[Task goal] Reproduce each of the following rows verbatim, character for character.

[Task material]
···

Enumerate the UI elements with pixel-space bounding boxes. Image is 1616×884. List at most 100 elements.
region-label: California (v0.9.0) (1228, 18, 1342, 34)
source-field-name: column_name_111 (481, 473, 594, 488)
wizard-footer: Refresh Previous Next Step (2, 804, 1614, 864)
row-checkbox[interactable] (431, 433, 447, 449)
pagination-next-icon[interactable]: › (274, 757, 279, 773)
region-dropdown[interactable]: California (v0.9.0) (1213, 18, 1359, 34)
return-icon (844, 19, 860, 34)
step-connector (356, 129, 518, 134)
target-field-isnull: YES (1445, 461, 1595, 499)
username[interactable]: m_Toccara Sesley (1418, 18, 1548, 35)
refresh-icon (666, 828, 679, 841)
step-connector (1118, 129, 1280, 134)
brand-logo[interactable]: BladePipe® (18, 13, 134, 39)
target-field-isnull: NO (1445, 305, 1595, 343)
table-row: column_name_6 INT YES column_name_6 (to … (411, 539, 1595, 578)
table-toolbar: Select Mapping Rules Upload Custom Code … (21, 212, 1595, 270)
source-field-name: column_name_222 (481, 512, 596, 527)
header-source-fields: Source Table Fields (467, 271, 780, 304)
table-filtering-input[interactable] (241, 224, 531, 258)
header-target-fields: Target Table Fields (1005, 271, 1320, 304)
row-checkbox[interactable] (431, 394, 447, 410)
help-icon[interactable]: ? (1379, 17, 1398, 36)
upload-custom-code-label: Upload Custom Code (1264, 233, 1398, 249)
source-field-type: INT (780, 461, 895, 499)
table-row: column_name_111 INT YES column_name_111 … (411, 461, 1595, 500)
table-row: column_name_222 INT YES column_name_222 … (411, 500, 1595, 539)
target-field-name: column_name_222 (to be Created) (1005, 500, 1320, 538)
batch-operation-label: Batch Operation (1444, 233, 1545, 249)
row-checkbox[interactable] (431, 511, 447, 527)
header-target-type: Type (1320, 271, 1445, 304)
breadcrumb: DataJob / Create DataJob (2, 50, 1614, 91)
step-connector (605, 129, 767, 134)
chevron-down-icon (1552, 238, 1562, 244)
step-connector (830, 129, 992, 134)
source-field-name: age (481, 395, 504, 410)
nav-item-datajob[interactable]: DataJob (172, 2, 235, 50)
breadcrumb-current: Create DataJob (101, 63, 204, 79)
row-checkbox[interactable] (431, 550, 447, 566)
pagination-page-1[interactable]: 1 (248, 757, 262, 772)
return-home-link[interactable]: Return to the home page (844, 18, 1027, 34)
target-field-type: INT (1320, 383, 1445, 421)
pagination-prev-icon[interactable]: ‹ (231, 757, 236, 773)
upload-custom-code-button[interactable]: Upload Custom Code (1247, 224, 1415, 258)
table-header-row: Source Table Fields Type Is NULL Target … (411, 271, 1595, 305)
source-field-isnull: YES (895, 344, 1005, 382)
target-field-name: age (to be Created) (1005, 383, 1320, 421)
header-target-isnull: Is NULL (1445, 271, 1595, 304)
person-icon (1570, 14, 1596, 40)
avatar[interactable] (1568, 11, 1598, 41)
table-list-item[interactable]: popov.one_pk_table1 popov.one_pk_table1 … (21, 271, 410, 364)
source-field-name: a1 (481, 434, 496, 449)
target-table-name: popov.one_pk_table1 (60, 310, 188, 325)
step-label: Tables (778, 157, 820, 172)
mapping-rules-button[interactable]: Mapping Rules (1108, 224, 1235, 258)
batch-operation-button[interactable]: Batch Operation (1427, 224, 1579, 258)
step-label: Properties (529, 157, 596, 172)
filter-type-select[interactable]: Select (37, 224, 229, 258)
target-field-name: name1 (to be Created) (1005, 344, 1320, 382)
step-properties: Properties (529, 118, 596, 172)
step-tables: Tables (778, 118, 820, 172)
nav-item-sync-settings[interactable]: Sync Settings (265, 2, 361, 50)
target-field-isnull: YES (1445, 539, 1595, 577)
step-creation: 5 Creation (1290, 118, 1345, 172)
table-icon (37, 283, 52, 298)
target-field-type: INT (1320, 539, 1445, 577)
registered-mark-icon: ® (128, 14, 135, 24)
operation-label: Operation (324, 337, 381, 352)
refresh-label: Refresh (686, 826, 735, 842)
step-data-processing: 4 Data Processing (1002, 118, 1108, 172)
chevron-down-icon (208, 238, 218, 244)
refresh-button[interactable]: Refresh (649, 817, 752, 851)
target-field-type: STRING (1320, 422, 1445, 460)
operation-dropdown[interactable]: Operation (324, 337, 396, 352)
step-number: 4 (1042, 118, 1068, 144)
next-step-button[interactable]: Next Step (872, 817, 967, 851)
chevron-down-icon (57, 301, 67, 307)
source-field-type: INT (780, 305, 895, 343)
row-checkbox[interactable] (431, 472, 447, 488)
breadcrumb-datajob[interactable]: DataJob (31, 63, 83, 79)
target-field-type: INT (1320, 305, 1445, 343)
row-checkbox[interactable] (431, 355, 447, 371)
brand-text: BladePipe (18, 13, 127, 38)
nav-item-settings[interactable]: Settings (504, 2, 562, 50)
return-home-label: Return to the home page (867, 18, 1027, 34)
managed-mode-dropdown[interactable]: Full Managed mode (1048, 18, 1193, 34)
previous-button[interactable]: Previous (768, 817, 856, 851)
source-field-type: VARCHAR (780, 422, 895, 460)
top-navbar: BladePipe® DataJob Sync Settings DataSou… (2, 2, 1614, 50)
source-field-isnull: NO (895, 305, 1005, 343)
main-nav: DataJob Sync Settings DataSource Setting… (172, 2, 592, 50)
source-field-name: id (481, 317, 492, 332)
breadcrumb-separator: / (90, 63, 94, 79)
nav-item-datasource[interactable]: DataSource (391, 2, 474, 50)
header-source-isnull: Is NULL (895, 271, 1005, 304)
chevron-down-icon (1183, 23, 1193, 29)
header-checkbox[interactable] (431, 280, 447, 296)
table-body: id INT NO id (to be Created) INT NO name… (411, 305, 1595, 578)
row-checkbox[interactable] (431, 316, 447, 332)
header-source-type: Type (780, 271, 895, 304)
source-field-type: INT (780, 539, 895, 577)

···

[Finished exercise]
Enumerate the UI elements with pixel-space bounding boxes. Image is 1616×884. List at most 100 elements.
region-label: California (v0.9.0) (1228, 18, 1342, 34)
source-field-name: column_name_111 (481, 473, 594, 488)
wizard-footer: Refresh Previous Next Step (2, 804, 1614, 864)
row-checkbox[interactable] (431, 433, 447, 449)
pagination-next-icon[interactable]: › (274, 757, 279, 773)
region-dropdown[interactable]: California (v0.9.0) (1213, 18, 1359, 34)
return-icon (844, 19, 860, 34)
step-connector (356, 129, 518, 134)
target-field-isnull: YES (1445, 461, 1595, 499)
username[interactable]: m_Toccara Sesley (1418, 18, 1548, 35)
refresh-icon (666, 828, 679, 841)
step-connector (1118, 129, 1280, 134)
brand-logo[interactable]: BladePipe® (18, 13, 134, 39)
target-field-isnull: NO (1445, 305, 1595, 343)
table-row: column_name_6 INT YES column_name_6 (to … (411, 539, 1595, 578)
table-toolbar: Select Mapping Rules Upload Custom Code … (21, 212, 1595, 270)
source-field-name: column_name_222 (481, 512, 596, 527)
header-source-fields: Source Table Fields (467, 271, 780, 304)
table-filtering-input[interactable] (241, 224, 531, 258)
header-target-fields: Target Table Fields (1005, 271, 1320, 304)
row-checkbox[interactable] (431, 394, 447, 410)
help-icon[interactable]: ? (1379, 17, 1398, 36)
upload-custom-code-label: Upload Custom Code (1264, 233, 1398, 249)
source-field-type: INT (780, 461, 895, 499)
table-row: column_name_111 INT YES column_name_111 … (411, 461, 1595, 500)
table-row: column_name_222 INT YES column_name_222 … (411, 500, 1595, 539)
target-field-name: column_name_222 (to be Created) (1005, 500, 1320, 538)
batch-operation-label: Batch Operation (1444, 233, 1545, 249)
row-checkbox[interactable] (431, 511, 447, 527)
header-target-type: Type (1320, 271, 1445, 304)
breadcrumb: DataJob / Create DataJob (2, 50, 1614, 91)
step-connector (605, 129, 767, 134)
chevron-down-icon (1552, 238, 1562, 244)
step-connector (830, 129, 992, 134)
source-field-name: age (481, 395, 504, 410)
nav-item-datajob[interactable]: DataJob (172, 2, 235, 50)
breadcrumb-current: Create DataJob (101, 63, 204, 79)
row-checkbox[interactable] (431, 550, 447, 566)
pagination-page-1[interactable]: 1 (248, 757, 262, 772)
return-home-link[interactable]: Return to the home page (844, 18, 1027, 34)
target-field-type: INT (1320, 383, 1445, 421)
pagination-prev-icon[interactable]: ‹ (231, 757, 236, 773)
upload-custom-code-button[interactable]: Upload Custom Code (1247, 224, 1415, 258)
table-header-row: Source Table Fields Type Is NULL Target … (411, 271, 1595, 305)
source-field-isnull: YES (895, 344, 1005, 382)
target-field-name: age (to be Created) (1005, 383, 1320, 421)
header-target-isnull: Is NULL (1445, 271, 1595, 304)
person-icon (1570, 14, 1596, 40)
avatar[interactable] (1568, 11, 1598, 41)
table-list-item[interactable]: popov.one_pk_table1 popov.one_pk_table1 … (21, 271, 410, 364)
source-field-name: a1 (481, 434, 496, 449)
target-table-name: popov.one_pk_table1 (60, 310, 188, 325)
step-label: Tables (778, 157, 820, 172)
mapping-rules-button[interactable]: Mapping Rules (1108, 224, 1235, 258)
batch-operation-button[interactable]: Batch Operation (1427, 224, 1579, 258)
step-label: Properties (529, 157, 596, 172)
filter-type-select[interactable]: Select (37, 224, 229, 258)
target-field-name: name1 (to be Created) (1005, 344, 1320, 382)
step-properties: Properties (529, 118, 596, 172)
step-tables: Tables (778, 118, 820, 172)
nav-item-sync-settings[interactable]: Sync Settings (265, 2, 361, 50)
target-field-isnull: YES (1445, 539, 1595, 577)
step-creation: 5 Creation (1290, 118, 1345, 172)
table-icon (37, 283, 52, 298)
target-field-type: INT (1320, 539, 1445, 577)
registered-mark-icon: ® (128, 14, 135, 24)
operation-label: Operation (324, 337, 381, 352)
refresh-label: Refresh (686, 826, 735, 842)
step-data-processing: 4 Data Processing (1002, 118, 1108, 172)
chevron-down-icon (208, 238, 218, 244)
refresh-button[interactable]: Refresh (649, 817, 752, 851)
target-field-type: STRING (1320, 422, 1445, 460)
operation-dropdown[interactable]: Operation (324, 337, 396, 352)
step-number: 4 (1042, 118, 1068, 144)
next-step-button[interactable]: Next Step (872, 817, 967, 851)
chevron-down-icon (57, 301, 67, 307)
source-field-type: INT (780, 305, 895, 343)
row-checkbox[interactable] (431, 472, 447, 488)
breadcrumb-datajob[interactable]: DataJob (31, 63, 83, 79)
target-field-type: INT (1320, 305, 1445, 343)
row-checkbox[interactable] (431, 355, 447, 371)
brand-text: BladePipe (18, 13, 127, 38)
nav-item-settings[interactable]: Settings (504, 2, 562, 50)
return-home-label: Return to the home page (867, 18, 1027, 34)
managed-mode-dropdown[interactable]: Full Managed mode (1048, 18, 1193, 34)
previous-button[interactable]: Previous (768, 817, 856, 851)
source-field-type: VARCHAR (780, 422, 895, 460)
top-navbar: BladePipe® DataJob Sync Settings DataSou… (2, 2, 1614, 50)
source-field-isnull: NO (895, 305, 1005, 343)
main-nav: DataJob Sync Settings DataSource Setting… (172, 2, 592, 50)
source-field-name: id (481, 317, 492, 332)
breadcrumb-separator: / (90, 63, 94, 79)
nav-item-datasource[interactable]: DataSource (391, 2, 474, 50)
header-source-isnull: Is NULL (895, 271, 1005, 304)
chevron-down-icon (1183, 23, 1193, 29)
header-checkbox[interactable] (431, 280, 447, 296)
table-body: id INT NO id (to be Created) INT NO name… (411, 305, 1595, 578)
row-checkbox[interactable] (431, 316, 447, 332)
header-source-type: Type (780, 271, 895, 304)
source-field-type: INT (780, 539, 895, 577)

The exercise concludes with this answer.